[start of DATA LISTING]

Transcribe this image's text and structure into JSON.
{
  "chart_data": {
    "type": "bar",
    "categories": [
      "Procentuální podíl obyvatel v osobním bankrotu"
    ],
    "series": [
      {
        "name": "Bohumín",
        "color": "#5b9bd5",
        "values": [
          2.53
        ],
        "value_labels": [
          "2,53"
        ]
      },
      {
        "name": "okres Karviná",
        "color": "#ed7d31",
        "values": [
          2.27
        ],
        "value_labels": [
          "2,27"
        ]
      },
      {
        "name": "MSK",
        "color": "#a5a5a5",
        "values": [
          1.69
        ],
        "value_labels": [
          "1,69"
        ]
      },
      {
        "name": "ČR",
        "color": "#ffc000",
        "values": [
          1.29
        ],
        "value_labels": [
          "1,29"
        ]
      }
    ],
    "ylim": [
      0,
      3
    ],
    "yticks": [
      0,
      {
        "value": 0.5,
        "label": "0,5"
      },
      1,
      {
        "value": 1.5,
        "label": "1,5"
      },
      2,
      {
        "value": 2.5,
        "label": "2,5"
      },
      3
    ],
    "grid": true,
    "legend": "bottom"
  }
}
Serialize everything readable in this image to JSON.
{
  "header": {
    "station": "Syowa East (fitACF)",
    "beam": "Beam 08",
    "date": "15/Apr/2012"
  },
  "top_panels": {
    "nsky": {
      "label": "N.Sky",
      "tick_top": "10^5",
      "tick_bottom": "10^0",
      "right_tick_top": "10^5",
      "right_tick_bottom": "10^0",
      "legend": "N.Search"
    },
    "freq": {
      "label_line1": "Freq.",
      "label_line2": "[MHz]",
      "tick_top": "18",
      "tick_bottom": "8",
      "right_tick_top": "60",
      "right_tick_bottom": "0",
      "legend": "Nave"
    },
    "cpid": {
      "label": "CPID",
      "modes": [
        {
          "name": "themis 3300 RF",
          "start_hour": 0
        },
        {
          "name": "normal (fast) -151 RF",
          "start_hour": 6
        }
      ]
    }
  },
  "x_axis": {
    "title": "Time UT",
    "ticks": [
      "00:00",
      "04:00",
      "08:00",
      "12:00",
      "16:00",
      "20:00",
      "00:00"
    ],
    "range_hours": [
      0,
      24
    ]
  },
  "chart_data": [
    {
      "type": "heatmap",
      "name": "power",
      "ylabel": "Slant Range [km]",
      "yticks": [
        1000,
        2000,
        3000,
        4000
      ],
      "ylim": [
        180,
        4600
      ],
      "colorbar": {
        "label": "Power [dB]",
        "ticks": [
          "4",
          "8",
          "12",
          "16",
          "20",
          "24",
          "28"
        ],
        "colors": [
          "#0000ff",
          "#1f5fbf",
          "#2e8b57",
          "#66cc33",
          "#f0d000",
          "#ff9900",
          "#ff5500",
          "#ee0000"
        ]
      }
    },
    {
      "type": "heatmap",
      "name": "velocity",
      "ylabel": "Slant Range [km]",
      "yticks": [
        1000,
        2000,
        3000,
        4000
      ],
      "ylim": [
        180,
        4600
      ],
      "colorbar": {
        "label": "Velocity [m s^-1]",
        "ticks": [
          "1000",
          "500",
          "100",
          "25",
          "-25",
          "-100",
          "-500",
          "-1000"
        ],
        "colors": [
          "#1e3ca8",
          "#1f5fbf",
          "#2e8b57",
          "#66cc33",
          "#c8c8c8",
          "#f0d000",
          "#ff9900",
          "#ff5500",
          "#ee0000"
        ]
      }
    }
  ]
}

[end of DATA LISTING]

◆ DIRECTIONS FOR THIS TASK ◆
Copy out all of the records shown above exactly.

◆ EXERCISE RESULT ◆
Transcribe this image's text and structure into JSON.
{
  "chart_data": {
    "type": "bar",
    "categories": [
      "Procentuální podíl obyvatel v osobním bankrotu"
    ],
    "series": [
      {
        "name": "Bohumín",
        "color": "#5b9bd5",
        "values": [
          2.53
        ],
        "value_labels": [
          "2,53"
        ]
      },
      {
        "name": "okres Karviná",
        "color": "#ed7d31",
        "values": [
          2.27
        ],
        "value_labels": [
          "2,27"
        ]
      },
      {
        "name": "MSK",
        "color": "#a5a5a5",
        "values": [
          1.69
        ],
        "value_labels": [
          "1,69"
        ]
      },
      {
        "name": "ČR",
        "color": "#ffc000",
        "values": [
          1.29
        ],
        "value_labels": [
          "1,29"
        ]
      }
    ],
    "ylim": [
      0,
      3
    ],
    "yticks": [
      0,
      {
        "value": 0.5,
        "label": "0,5"
      },
      1,
      {
        "value": 1.5,
        "label": "1,5"
      },
      2,
      {
        "value": 2.5,
        "label": "2,5"
      },
      3
    ],
    "grid": true,
    "legend": "bottom"
  }
}
Serialize everything readable in this image to JSON.
{
  "header": {
    "station": "Syowa East (fitACF)",
    "beam": "Beam 08",
    "date": "15/Apr/2012"
  },
  "top_panels": {
    "nsky": {
      "label": "N.Sky",
      "tick_top": "10^5",
      "tick_bottom": "10^0",
      "right_tick_top": "10^5",
      "right_tick_bottom": "10^0",
      "legend": "N.Search"
    },
    "freq": {
      "label_line1": "Freq.",
      "label_line2": "[MHz]",
      "tick_top": "18",
      "tick_bottom": "8",
      "right_tick_top": "60",
      "right_tick_bottom": "0",
      "legend": "Nave"
    },
    "cpid": {
      "label": "CPID",
      "modes": [
        {
          "name": "themis 3300 RF",
          "start_hour": 0
        },
        {
          "name": "normal (fast) -151 RF",
          "start_hour": 6
        }
      ]
    }
  },
  "x_axis": {
    "title": "Time UT",
    "ticks": [
      "00:00",
      "04:00",
      "08:00",
      "12:00",
      "16:00",
      "20:00",
      "00:00"
    ],
    "range_hours": [
      0,
      24
    ]
  },
  "chart_data": [
    {
      "type": "heatmap",
      "name": "power",
      "ylabel": "Slant Range [km]",
      "yticks": [
        1000,
        2000,
        3000,
        4000
      ],
      "ylim": [
        180,
        4600
      ],
      "colorbar": {
        "label": "Power [dB]",
        "ticks": [
          "4",
          "8",
          "12",
          "16",
          "20",
          "24",
          "28"
        ],
        "colors": [
          "#0000ff",
          "#1f5fbf",
          "#2e8b57",
          "#66cc33",
          "#f0d000",
          "#ff9900",
          "#ff5500",
          "#ee0000"
        ]
      }
    },
    {
      "type": "heatmap",
      "name": "velocity",
      "ylabel": "Slant Range [km]",
      "yticks": [
        1000,
        2000,
        3000,
        4000
      ],
      "ylim": [
        180,
        4600
      ],
      "colorbar": {
        "label": "Velocity [m s^-1]",
        "ticks": [
          "1000",
          "500",
          "100",
          "25",
          "-25",
          "-100",
          "-500",
          "-1000"
        ],
        "colors": [
          "#1e3ca8",
          "#1f5fbf",
          "#2e8b57",
          "#66cc33",
          "#c8c8c8",
          "#f0d000",
          "#ff9900",
          "#ff5500",
          "#ee0000"
        ]
      }
    }
  ]
}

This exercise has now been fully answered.